Given request:
Write out the records below once more, exactly as they stand.

Stored data start

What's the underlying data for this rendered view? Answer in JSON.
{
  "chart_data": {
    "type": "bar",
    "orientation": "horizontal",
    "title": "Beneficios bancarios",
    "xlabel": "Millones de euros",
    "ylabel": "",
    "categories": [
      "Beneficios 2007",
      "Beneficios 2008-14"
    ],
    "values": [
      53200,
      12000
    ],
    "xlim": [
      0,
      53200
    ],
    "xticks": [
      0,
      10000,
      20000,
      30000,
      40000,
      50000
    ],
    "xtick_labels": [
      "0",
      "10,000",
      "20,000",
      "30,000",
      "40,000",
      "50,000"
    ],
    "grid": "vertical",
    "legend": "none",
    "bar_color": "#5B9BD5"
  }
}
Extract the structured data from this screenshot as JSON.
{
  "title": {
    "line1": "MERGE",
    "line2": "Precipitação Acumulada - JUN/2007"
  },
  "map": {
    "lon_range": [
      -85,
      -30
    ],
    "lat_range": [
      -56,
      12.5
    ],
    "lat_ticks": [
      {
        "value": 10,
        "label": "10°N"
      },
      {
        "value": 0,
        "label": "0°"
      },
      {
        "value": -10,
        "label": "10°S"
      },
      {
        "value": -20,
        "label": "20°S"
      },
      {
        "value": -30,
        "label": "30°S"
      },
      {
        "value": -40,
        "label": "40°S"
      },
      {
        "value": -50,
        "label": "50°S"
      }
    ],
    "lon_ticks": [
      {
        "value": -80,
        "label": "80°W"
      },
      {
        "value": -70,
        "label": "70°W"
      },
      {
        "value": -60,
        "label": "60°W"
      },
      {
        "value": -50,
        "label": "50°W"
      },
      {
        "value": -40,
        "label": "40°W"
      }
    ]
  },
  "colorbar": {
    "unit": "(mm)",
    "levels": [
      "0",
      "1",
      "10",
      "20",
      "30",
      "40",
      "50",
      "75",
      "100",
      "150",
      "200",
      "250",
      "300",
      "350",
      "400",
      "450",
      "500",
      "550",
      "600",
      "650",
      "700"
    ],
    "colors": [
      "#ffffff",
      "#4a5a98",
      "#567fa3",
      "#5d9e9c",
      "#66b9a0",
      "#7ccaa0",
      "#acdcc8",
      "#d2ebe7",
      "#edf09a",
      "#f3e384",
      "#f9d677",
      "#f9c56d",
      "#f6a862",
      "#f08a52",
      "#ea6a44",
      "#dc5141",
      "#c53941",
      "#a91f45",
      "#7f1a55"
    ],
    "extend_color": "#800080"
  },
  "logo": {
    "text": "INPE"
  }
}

Stored data end

Response to this task:
What's the underlying data for this rendered view? Answer in JSON.
{
  "chart_data": {
    "type": "bar",
    "orientation": "horizontal",
    "title": "Beneficios bancarios",
    "xlabel": "Millones de euros",
    "ylabel": "",
    "categories": [
      "Beneficios 2007",
      "Beneficios 2008-14"
    ],
    "values": [
      53200,
      12000
    ],
    "xlim": [
      0,
      53200
    ],
    "xticks": [
      0,
      10000,
      20000,
      30000,
      40000,
      50000
    ],
    "xtick_labels": [
      "0",
      "10,000",
      "20,000",
      "30,000",
      "40,000",
      "50,000"
    ],
    "grid": "vertical",
    "legend": "none",
    "bar_color": "#5B9BD5"
  }
}
Extract the structured data from this screenshot as JSON.
{
  "title": {
    "line1": "MERGE",
    "line2": "Precipitação Acumulada - JUN/2007"
  },
  "map": {
    "lon_range": [
      -85,
      -30
    ],
    "lat_range": [
      -56,
      12.5
    ],
    "lat_ticks": [
      {
        "value": 10,
        "label": "10°N"
      },
      {
        "value": 0,
        "label": "0°"
      },
      {
        "value": -10,
        "label": "10°S"
      },
      {
        "value": -20,
        "label": "20°S"
      },
      {
        "value": -30,
        "label": "30°S"
      },
      {
        "value": -40,
        "label": "40°S"
      },
      {
        "value": -50,
        "label": "50°S"
      }
    ],
    "lon_ticks": [
      {
        "value": -80,
        "label": "80°W"
      },
      {
        "value": -70,
        "label": "70°W"
      },
      {
        "value": -60,
        "label": "60°W"
      },
      {
        "value": -50,
        "label": "50°W"
      },
      {
        "value": -40,
        "label": "40°W"
      }
    ]
  },
  "colorbar": {
    "unit": "(mm)",
    "levels": [
      "0",
      "1",
      "10",
      "20",
      "30",
      "40",
      "50",
      "75",
      "100",
      "150",
      "200",
      "250",
      "300",
      "350",
      "400",
      "450",
      "500",
      "550",
      "600",
      "650",
      "700"
    ],
    "colors": [
      "#ffffff",
      "#4a5a98",
      "#567fa3",
      "#5d9e9c",
      "#66b9a0",
      "#7ccaa0",
      "#acdcc8",
      "#d2ebe7",
      "#edf09a",
      "#f3e384",
      "#f9d677",
      "#f9c56d",
      "#f6a862",
      "#f08a52",
      "#ea6a44",
      "#dc5141",
      "#c53941",
      "#a91f45",
      "#7f1a55"
    ],
    "extend_color": "#800080"
  },
  "logo": {
    "text": "INPE"
  }
}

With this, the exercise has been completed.